* _ПОСТАНОВКА ЗАДАЧИ 1_
Какую должность незадолго до поездки заняла Надя, согласно отрывку о поездке в Софию?
* _ПОСТАНОВКА ЗАДАЧИ 2_
Перепишите из отрывка о поездке в Софию фрагмент от «После восьмого! визита» до «общении с ней!».

После восьмого! визита в МВД я оставил майору, которому видно тоже порядком надоел, номер своего служебного телефона и сказал, что больше ходить к ним не намерен. На другой день он позвонил мне и сообщил радостную новость - "Пока ничего нет, но дня через два зайдите". - В таких обстоятельствах с особой остротой понимаешь всю безжалостность государственной машины и свое полное ничтожество в общении с ней!
В начале сентября, после трехмесячных мытарств, мне сообщили, что в выезде мне отказано по причине наличия у меня допуска к секретным материалам по форме 2 и в связи с тем, что по роду работы я связан с разработкой новых ВВ. Разумеется, я страшно расстроился, но против лома (КГБ) нет приема.
Каково же было мое удивление, когда через пару дней на кафедре раздался звонок и знакомый, но уже сочувствующий, голос известил меня - разрешение дано! Далее все завертелось в бешеном темпе. Выстояв огромную очередь из немцев и евреев, выезжающих на свои исторические родины, я, наконец, получил паспорт с визой; обменял в банке 450 рублей на 450 левов; купил за 60 р.+ 10 "сверху" билет на Москву; заказал на 13 сентября билет на поезд из Москвы в Софию; купил на базаре пару роскошных, душистых таджикских дынь и 10 сентября улетел один. В это время Надя, которая совсем недавно стала заведующей лабораторией «Бонитировки почв», была в Ташкенте на съезде почвоведов с заказным докладом и должна была приехать позднее. Она ехала второй раз и проблем с выездом у нее не было.

* _ВЫДЕРЖКА ИЗ ДАННЫХ_
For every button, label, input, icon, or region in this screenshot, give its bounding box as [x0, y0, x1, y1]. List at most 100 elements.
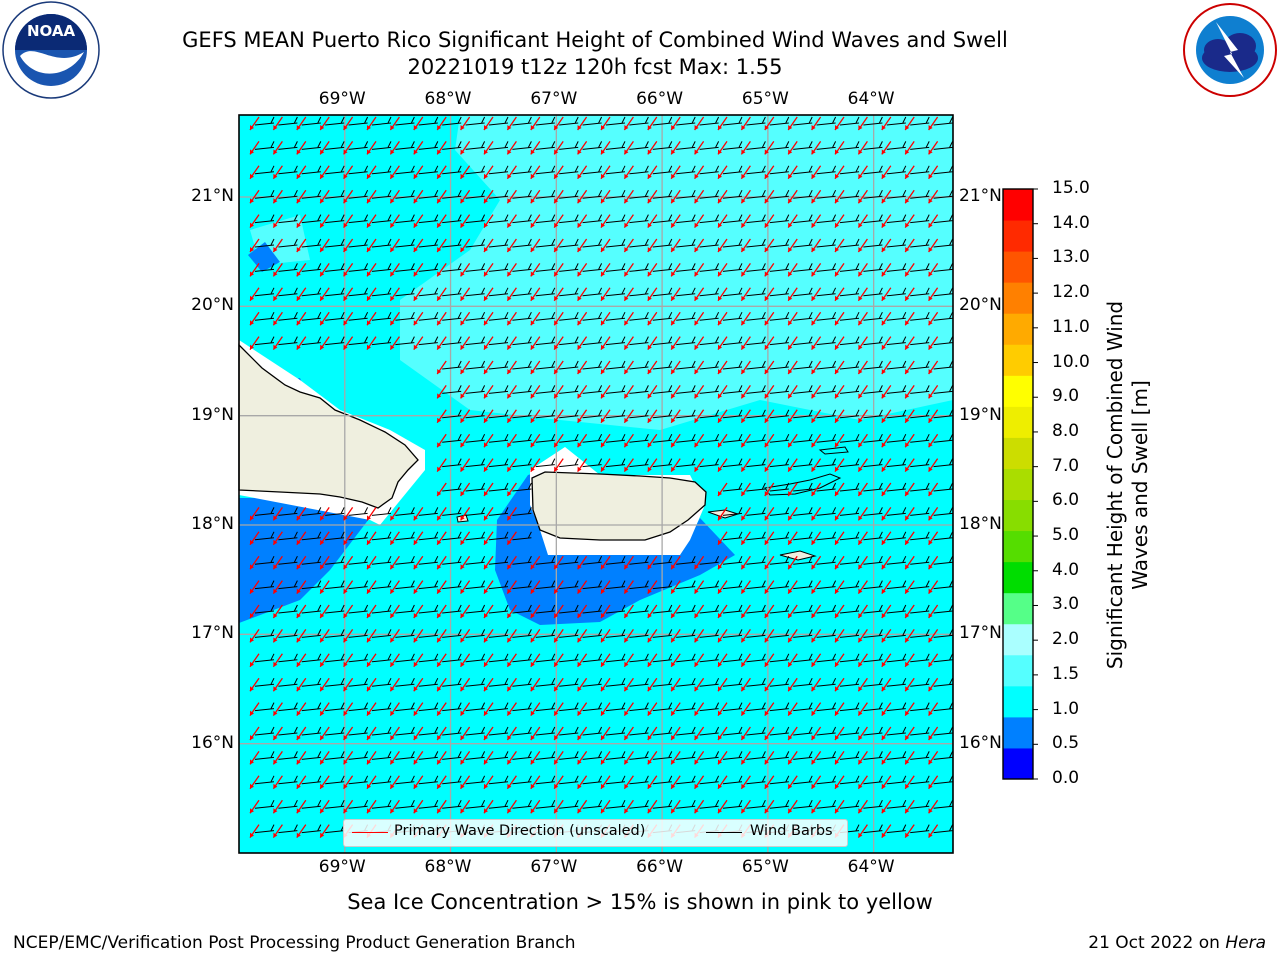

* _ПОЛНОЕ РЕШЕНИЕ 1_
Она стала заведующей лабораторией «Бонитировки почв».

* _ПОЛНОЕ РЕШЕНИЕ 2_
После восьмого! визита в МВД я оставил майору, которому видно тоже порядком надоел, номер своего служебного телефона и сказал, что больше ходить к ним не намерен. На другой день он позвонил мне и сообщил радостную новость - "Пока ничего нет, но дня через два зайдите". - В таких обстоятельствах с особой остротой понимаешь всю безжалостность государственной машины и свое полное ничтожество в общении с ней!